▸ Material for this exercise
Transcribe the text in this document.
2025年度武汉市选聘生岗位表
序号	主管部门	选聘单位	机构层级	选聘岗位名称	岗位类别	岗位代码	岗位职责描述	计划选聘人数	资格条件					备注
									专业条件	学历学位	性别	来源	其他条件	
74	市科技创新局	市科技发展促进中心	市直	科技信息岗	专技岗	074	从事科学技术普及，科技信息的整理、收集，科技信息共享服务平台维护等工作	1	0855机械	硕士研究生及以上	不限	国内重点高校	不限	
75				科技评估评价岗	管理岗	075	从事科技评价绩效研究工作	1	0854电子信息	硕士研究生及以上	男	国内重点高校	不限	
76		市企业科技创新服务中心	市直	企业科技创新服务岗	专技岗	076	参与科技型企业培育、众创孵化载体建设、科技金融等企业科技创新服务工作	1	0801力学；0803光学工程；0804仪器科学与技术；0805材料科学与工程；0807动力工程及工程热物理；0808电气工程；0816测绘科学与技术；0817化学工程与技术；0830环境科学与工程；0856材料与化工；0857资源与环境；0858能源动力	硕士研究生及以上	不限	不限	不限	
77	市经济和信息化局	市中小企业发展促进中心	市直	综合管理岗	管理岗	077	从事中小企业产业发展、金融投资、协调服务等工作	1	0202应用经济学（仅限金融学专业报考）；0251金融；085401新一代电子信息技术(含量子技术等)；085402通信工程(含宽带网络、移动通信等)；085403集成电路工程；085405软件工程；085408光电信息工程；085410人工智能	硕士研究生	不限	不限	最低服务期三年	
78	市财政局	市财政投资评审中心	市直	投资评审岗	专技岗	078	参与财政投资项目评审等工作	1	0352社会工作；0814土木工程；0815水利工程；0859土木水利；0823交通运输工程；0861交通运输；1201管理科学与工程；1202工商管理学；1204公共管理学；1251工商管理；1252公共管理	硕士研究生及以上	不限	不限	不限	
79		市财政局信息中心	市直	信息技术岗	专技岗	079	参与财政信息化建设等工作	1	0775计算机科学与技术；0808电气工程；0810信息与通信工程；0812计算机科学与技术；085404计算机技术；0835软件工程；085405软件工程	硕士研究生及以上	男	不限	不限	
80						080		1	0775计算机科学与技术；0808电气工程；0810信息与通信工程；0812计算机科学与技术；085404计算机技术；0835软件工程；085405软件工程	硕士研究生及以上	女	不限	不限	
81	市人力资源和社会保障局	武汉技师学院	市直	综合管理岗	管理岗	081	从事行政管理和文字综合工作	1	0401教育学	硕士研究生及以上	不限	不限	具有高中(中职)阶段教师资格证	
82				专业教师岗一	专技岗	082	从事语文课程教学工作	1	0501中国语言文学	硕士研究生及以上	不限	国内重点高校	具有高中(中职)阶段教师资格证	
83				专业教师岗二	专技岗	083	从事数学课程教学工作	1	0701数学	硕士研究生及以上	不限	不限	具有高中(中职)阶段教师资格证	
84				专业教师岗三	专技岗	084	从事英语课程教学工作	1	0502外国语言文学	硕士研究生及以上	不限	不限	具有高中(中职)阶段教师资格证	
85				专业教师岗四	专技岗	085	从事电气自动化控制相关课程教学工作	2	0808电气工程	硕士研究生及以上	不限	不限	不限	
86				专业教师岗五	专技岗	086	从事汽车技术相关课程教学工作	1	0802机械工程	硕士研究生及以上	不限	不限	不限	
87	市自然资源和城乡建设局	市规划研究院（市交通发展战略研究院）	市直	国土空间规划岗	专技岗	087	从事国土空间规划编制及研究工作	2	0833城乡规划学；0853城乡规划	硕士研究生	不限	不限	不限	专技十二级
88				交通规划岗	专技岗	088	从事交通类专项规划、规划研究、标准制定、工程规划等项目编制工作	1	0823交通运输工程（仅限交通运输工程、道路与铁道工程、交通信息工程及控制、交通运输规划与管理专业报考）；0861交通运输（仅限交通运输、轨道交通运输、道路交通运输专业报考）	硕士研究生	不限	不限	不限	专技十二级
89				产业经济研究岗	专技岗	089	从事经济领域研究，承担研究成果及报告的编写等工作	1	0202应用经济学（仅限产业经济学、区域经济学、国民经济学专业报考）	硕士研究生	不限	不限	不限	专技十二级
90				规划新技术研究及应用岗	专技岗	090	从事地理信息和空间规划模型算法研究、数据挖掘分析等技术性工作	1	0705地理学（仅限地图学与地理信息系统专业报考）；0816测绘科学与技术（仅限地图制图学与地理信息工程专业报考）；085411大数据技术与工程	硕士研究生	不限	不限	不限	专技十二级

▸ Requirements
Copy every record exactly, with nothing added or dropped.

▸ Solution to the problem
Transcribe the text in this document.
2025年度武汉市选聘生岗位表
序号	主管部门	选聘单位	机构层级	选聘岗位名称	岗位类别	岗位代码	岗位职责描述	计划选聘人数	资格条件					备注
									专业条件	学历学位	性别	来源	其他条件	
74	市科技创新局	市科技发展促进中心	市直	科技信息岗	专技岗	074	从事科学技术普及，科技信息的整理、收集，科技信息共享服务平台维护等工作	1	0855机械	硕士研究生及以上	不限	国内重点高校	不限	
75				科技评估评价岗	管理岗	075	从事科技评价绩效研究工作	1	0854电子信息	硕士研究生及以上	男	国内重点高校	不限	
76		市企业科技创新服务中心	市直	企业科技创新服务岗	专技岗	076	参与科技型企业培育、众创孵化载体建设、科技金融等企业科技创新服务工作	1	0801力学；0803光学工程；0804仪器科学与技术；0805材料科学与工程；0807动力工程及工程热物理；0808电气工程；0816测绘科学与技术；0817化学工程与技术；0830环境科学与工程；0856材料与化工；0857资源与环境；0858能源动力	硕士研究生及以上	不限	不限	不限	
77	市经济和信息化局	市中小企业发展促进中心	市直	综合管理岗	管理岗	077	从事中小企业产业发展、金融投资、协调服务等工作	1	0202应用经济学（仅限金融学专业报考）；0251金融；085401新一代电子信息技术(含量子技术等)；085402通信工程(含宽带网络、移动通信等)；085403集成电路工程；085405软件工程；085408光电信息工程；085410人工智能	硕士研究生	不限	不限	最低服务期三年	
78	市财政局	市财政投资评审中心	市直	投资评审岗	专技岗	078	参与财政投资项目评审等工作	1	0352社会工作；0814土木工程；0815水利工程；0859土木水利；0823交通运输工程；0861交通运输；1201管理科学与工程；1202工商管理学；1204公共管理学；1251工商管理；1252公共管理	硕士研究生及以上	不限	不限	不限	
79		市财政局信息中心	市直	信息技术岗	专技岗	079	参与财政信息化建设等工作	1	0775计算机科学与技术；0808电气工程；0810信息与通信工程；0812计算机科学与技术；085404计算机技术；0835软件工程；085405软件工程	硕士研究生及以上	男	不限	不限	
80						080		1	0775计算机科学与技术；0808电气工程；0810信息与通信工程；0812计算机科学与技术；085404计算机技术；0835软件工程；085405软件工程	硕士研究生及以上	女	不限	不限	
81	市人力资源和社会保障局	武汉技师学院	市直	综合管理岗	管理岗	081	从事行政管理和文字综合工作	1	0401教育学	硕士研究生及以上	不限	不限	具有高中(中职)阶段教师资格证	
82				专业教师岗一	专技岗	082	从事语文课程教学工作	1	0501中国语言文学	硕士研究生及以上	不限	国内重点高校	具有高中(中职)阶段教师资格证	
83				专业教师岗二	专技岗	083	从事数学课程教学工作	1	0701数学	硕士研究生及以上	不限	不限	具有高中(中职)阶段教师资格证	
84				专业教师岗三	专技岗	084	从事英语课程教学工作	1	0502外国语言文学	硕士研究生及以上	不限	不限	具有高中(中职)阶段教师资格证	
85				专业教师岗四	专技岗	085	从事电气自动化控制相关课程教学工作	2	0808电气工程	硕士研究生及以上	不限	不限	不限	
86				专业教师岗五	专技岗	086	从事汽车技术相关课程教学工作	1	0802机械工程	硕士研究生及以上	不限	不限	不限	
87	市自然资源和城乡建设局	市规划研究院（市交通发展战略研究院）	市直	国土空间规划岗	专技岗	087	从事国土空间规划编制及研究工作	2	0833城乡规划学；0853城乡规划	硕士研究生	不限	不限	不限	专技十二级
88				交通规划岗	专技岗	088	从事交通类专项规划、规划研究、标准制定、工程规划等项目编制工作	1	0823交通运输工程（仅限交通运输工程、道路与铁道工程、交通信息工程及控制、交通运输规划与管理专业报考）；0861交通运输（仅限交通运输、轨道交通运输、道路交通运输专业报考）	硕士研究生	不限	不限	不限	专技十二级
89				产业经济研究岗	专技岗	089	从事经济领域研究，承担研究成果及报告的编写等工作	1	0202应用经济学（仅限产业经济学、区域经济学、国民经济学专业报考）	硕士研究生	不限	不限	不限	专技十二级
90				规划新技术研究及应用岗	专技岗	090	从事地理信息和空间规划模型算法研究、数据挖掘分析等技术性工作	1	0705地理学（仅限地图学与地理信息系统专业报考）；0816测绘科学与技术（仅限地图制图学与地理信息工程专业报考）；085411大数据技术与工程	硕士研究生	不限	不限	不限	专技十二级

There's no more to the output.